WHAT IS REQUIRED:
Give the data again, word for word.
** start SUPPLIED RECORDS **
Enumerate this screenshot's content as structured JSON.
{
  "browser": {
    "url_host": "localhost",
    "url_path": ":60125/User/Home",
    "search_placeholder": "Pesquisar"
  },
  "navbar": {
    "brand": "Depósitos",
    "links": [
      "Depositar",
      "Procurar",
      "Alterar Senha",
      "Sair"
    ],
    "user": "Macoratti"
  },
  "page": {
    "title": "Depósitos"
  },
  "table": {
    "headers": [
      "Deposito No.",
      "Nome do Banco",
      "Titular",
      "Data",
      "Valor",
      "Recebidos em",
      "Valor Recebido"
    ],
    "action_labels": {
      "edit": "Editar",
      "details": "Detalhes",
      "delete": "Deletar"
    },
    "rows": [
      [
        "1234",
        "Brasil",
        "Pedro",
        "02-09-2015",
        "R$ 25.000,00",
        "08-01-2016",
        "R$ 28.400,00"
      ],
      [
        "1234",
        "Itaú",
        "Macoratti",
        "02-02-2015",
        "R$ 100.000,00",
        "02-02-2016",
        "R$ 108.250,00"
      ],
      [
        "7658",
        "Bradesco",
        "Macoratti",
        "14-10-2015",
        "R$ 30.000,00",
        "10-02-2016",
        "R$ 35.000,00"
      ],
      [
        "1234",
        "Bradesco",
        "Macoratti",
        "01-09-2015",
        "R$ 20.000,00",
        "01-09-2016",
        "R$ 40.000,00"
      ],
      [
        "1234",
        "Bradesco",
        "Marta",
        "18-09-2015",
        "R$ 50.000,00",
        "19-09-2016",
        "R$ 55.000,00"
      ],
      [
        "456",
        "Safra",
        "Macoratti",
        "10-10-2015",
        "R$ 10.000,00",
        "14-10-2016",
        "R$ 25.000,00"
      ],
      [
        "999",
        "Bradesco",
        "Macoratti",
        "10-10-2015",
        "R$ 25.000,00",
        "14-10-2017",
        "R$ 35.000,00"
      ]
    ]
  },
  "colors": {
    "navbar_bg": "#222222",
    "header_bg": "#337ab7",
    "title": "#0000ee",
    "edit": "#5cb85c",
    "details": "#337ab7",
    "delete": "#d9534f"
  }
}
** end SUPPLIED RECORDS **
RESULT BELOW:
Enumerate this screenshot's content as structured JSON.
{
  "browser": {
    "url_host": "localhost",
    "url_path": ":60125/User/Home",
    "search_placeholder": "Pesquisar"
  },
  "navbar": {
    "brand": "Depósitos",
    "links": [
      "Depositar",
      "Procurar",
      "Alterar Senha",
      "Sair"
    ],
    "user": "Macoratti"
  },
  "page": {
    "title": "Depósitos"
  },
  "table": {
    "headers": [
      "Deposito No.",
      "Nome do Banco",
      "Titular",
      "Data",
      "Valor",
      "Recebidos em",
      "Valor Recebido"
    ],
    "action_labels": {
      "edit": "Editar",
      "details": "Detalhes",
      "delete": "Deletar"
    },
    "rows": [
      [
        "1234",
        "Brasil",
        "Pedro",
        "02-09-2015",
        "R$ 25.000,00",
        "08-01-2016",
        "R$ 28.400,00"
      ],
      [
        "1234",
        "Itaú",
        "Macoratti",
        "02-02-2015",
        "R$ 100.000,00",
        "02-02-2016",
        "R$ 108.250,00"
      ],
      [
        "7658",
        "Bradesco",
        "Macoratti",
        "14-10-2015",
        "R$ 30.000,00",
        "10-02-2016",
        "R$ 35.000,00"
      ],
      [
        "1234",
        "Bradesco",
        "Macoratti",
        "01-09-2015",
        "R$ 20.000,00",
        "01-09-2016",
        "R$ 40.000,00"
      ],
      [
        "1234",
        "Bradesco",
        "Marta",
        "18-09-2015",
        "R$ 50.000,00",
        "19-09-2016",
        "R$ 55.000,00"
      ],
      [
        "456",
        "Safra",
        "Macoratti",
        "10-10-2015",
        "R$ 10.000,00",
        "14-10-2016",
        "R$ 25.000,00"
      ],
      [
        "999",
        "Bradesco",
        "Macoratti",
        "10-10-2015",
        "R$ 25.000,00",
        "14-10-2017",
        "R$ 35.000,00"
      ]
    ]
  },
  "colors": {
    "navbar_bg": "#222222",
    "header_bg": "#337ab7",
    "title": "#0000ee",
    "edit": "#5cb85c",
    "details": "#337ab7",
    "delete": "#d9534f"
  }
}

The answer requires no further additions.